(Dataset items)
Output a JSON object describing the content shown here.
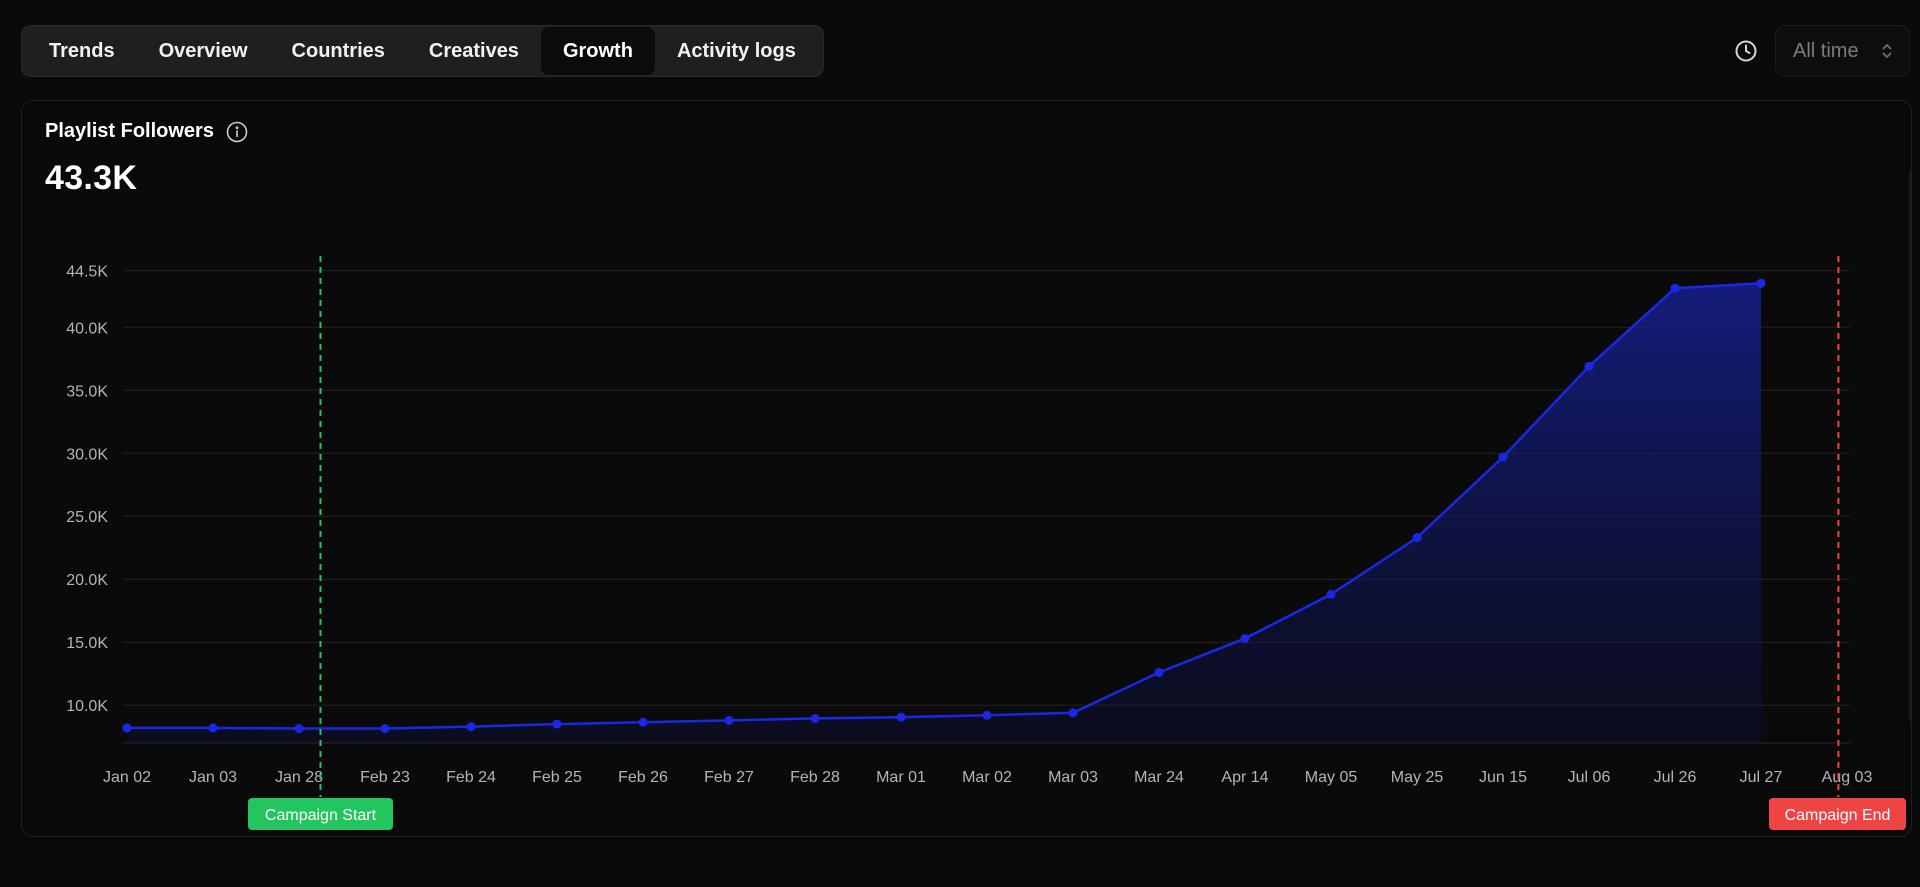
{
  "tabs": [
    {
      "label": "Trends",
      "active": false
    },
    {
      "label": "Overview",
      "active": false
    },
    {
      "label": "Countries",
      "active": false
    },
    {
      "label": "Creatives",
      "active": false
    },
    {
      "label": "Growth",
      "active": true
    },
    {
      "label": "Activity logs",
      "active": false
    }
  ],
  "controls": {
    "time_range": "All time",
    "clock_icon": "clock-icon",
    "select_icon": "chevron-up-down-icon"
  },
  "card": {
    "title": "Playlist Followers",
    "info_icon": "info-icon",
    "value": "43.3K"
  },
  "colors": {
    "line": "#1a28e6",
    "area_top": "#16208f",
    "campaign_start": "#22c55e",
    "campaign_end": "#ef4444",
    "grid": "#222222"
  },
  "chart_data": {
    "type": "area",
    "x": [
      "Jan 02",
      "Jan 03",
      "Jan 28",
      "Feb 23",
      "Feb 24",
      "Feb 25",
      "Feb 26",
      "Feb 27",
      "Feb 28",
      "Mar 01",
      "Mar 02",
      "Mar 03",
      "Mar 24",
      "Apr 14",
      "May 05",
      "May 25",
      "Jun 15",
      "Jul 06",
      "Jul 26",
      "Jul 27",
      "Aug 03"
    ],
    "series": [
      {
        "values": [
          8200,
          8200,
          8150,
          8150,
          8300,
          8500,
          8650,
          8800,
          8950,
          9050,
          9200,
          9400,
          12600,
          15300,
          18800,
          23300,
          29700,
          36900,
          43100,
          43500,
          null
        ]
      }
    ],
    "y_ticks": [
      10000,
      15000,
      20000,
      25000,
      30000,
      35000,
      40000,
      44500
    ],
    "y_tick_labels": [
      "10.0K",
      "15.0K",
      "20.0K",
      "25.0K",
      "30.0K",
      "35.0K",
      "40.0K",
      "44.5K"
    ],
    "ylim": [
      7000,
      45500
    ],
    "grid": true,
    "annotations": [
      {
        "label": "Campaign Start",
        "x": "Jan 28",
        "offset": 0.25,
        "color": "#22c55e"
      },
      {
        "label": "Campaign End",
        "x": "Aug 03",
        "offset": -0.1,
        "color": "#ef4444"
      }
    ]
  }
}
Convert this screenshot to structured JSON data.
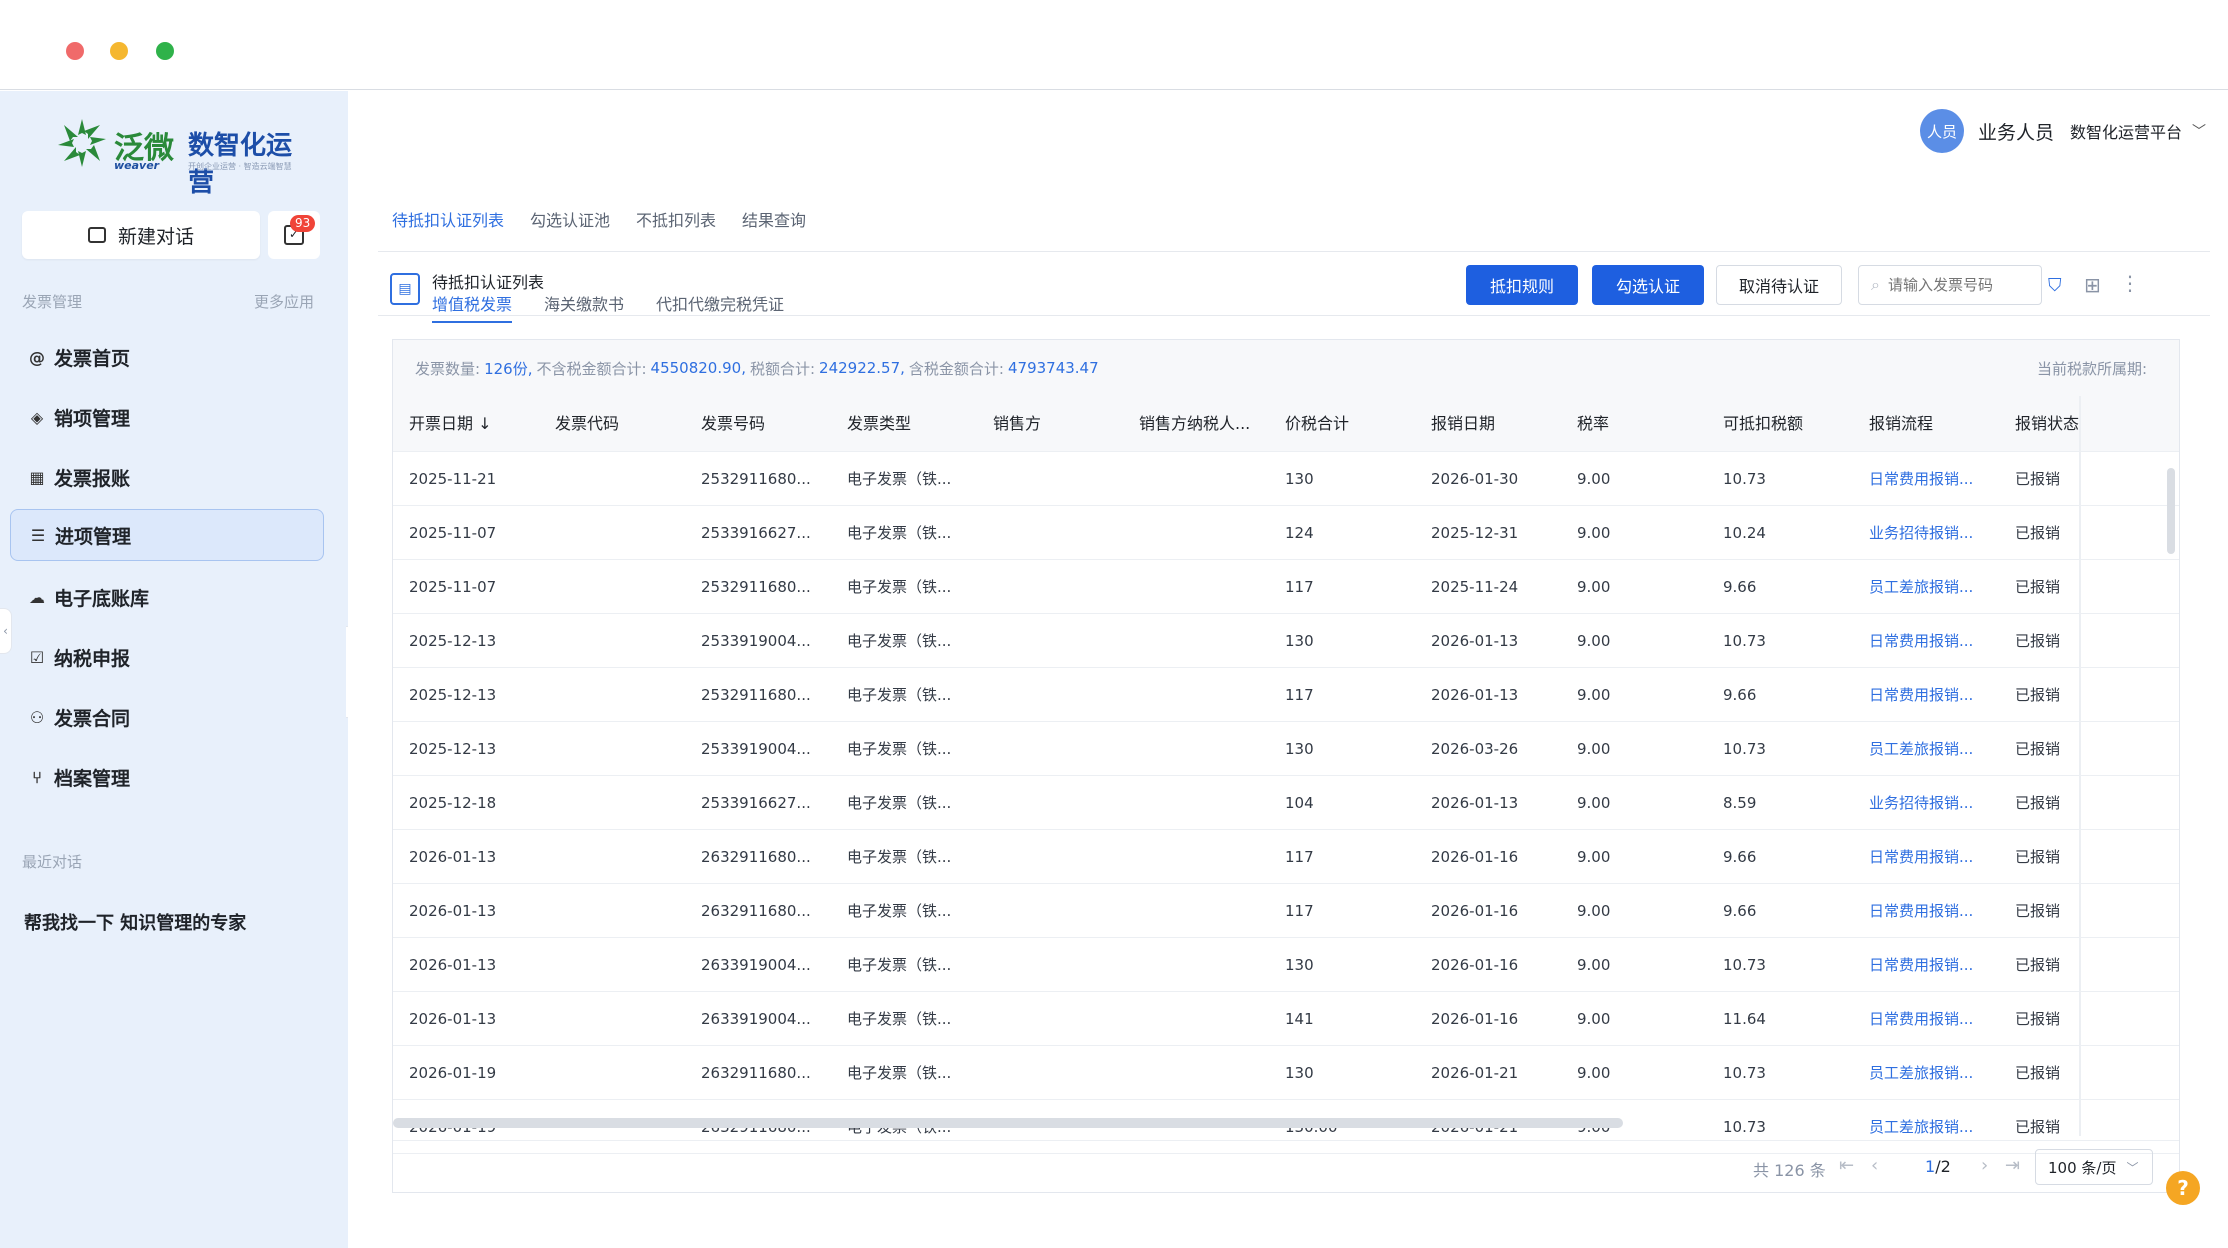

» **Problem requirements**:
Select every line of the material above holding the word "icon" and copy it.

» **Solution to this problem**:
    "clock_icon": "clock-icon",
    "select_icon": "chevron-up-down-icon"
    "info_icon": "info-icon",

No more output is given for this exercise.